■ Task prompt: Write out the data below exactly as given, without any of its pictures.

■ Data to use:
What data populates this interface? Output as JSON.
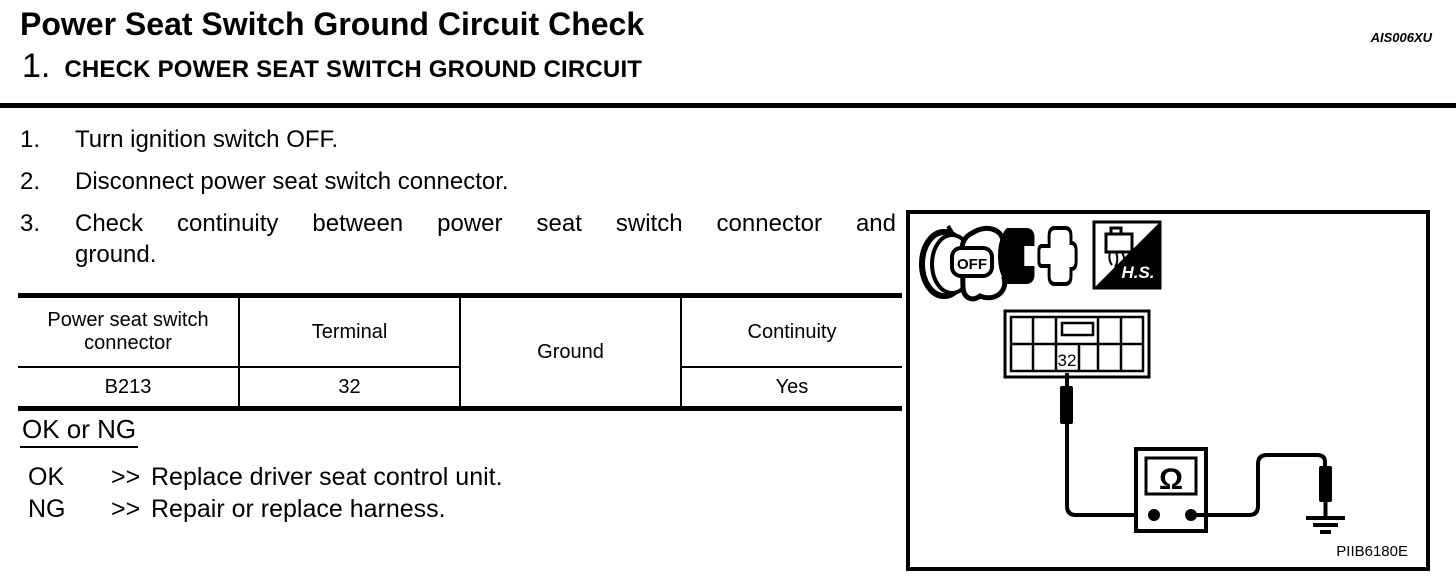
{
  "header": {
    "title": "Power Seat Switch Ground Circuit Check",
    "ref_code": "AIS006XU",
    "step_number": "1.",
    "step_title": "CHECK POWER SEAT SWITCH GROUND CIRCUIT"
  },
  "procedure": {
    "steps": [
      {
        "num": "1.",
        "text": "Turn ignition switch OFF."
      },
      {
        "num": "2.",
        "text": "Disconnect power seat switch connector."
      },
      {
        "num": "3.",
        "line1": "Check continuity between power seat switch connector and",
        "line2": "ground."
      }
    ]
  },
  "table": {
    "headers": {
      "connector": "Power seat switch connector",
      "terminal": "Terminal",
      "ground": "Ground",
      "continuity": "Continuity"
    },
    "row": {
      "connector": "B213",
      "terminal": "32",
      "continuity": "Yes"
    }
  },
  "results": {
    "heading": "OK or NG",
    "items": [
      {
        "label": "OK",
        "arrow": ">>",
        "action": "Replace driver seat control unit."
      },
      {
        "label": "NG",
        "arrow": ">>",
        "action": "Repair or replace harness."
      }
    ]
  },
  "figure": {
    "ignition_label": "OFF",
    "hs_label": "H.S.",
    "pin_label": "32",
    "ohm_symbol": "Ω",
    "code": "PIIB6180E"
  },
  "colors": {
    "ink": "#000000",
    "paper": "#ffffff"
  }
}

■ Written response:
What data populates this interface? Output as JSON.
{
  "header": {
    "title": "Power Seat Switch Ground Circuit Check",
    "ref_code": "AIS006XU",
    "step_number": "1.",
    "step_title": "CHECK POWER SEAT SWITCH GROUND CIRCUIT"
  },
  "procedure": {
    "steps": [
      {
        "num": "1.",
        "text": "Turn ignition switch OFF."
      },
      {
        "num": "2.",
        "text": "Disconnect power seat switch connector."
      },
      {
        "num": "3.",
        "line1": "Check continuity between power seat switch connector and",
        "line2": "ground."
      }
    ]
  },
  "table": {
    "headers": {
      "connector": "Power seat switch connector",
      "terminal": "Terminal",
      "ground": "Ground",
      "continuity": "Continuity"
    },
    "row": {
      "connector": "B213",
      "terminal": "32",
      "continuity": "Yes"
    }
  },
  "results": {
    "heading": "OK or NG",
    "items": [
      {
        "label": "OK",
        "arrow": ">>",
        "action": "Replace driver seat control unit."
      },
      {
        "label": "NG",
        "arrow": ">>",
        "action": "Repair or replace harness."
      }
    ]
  },
  "figure": {
    "ignition_label": "OFF",
    "hs_label": "H.S.",
    "pin_label": "32",
    "ohm_symbol": "Ω",
    "code": "PIIB6180E"
  },
  "colors": {
    "ink": "#000000",
    "paper": "#ffffff"
  }
}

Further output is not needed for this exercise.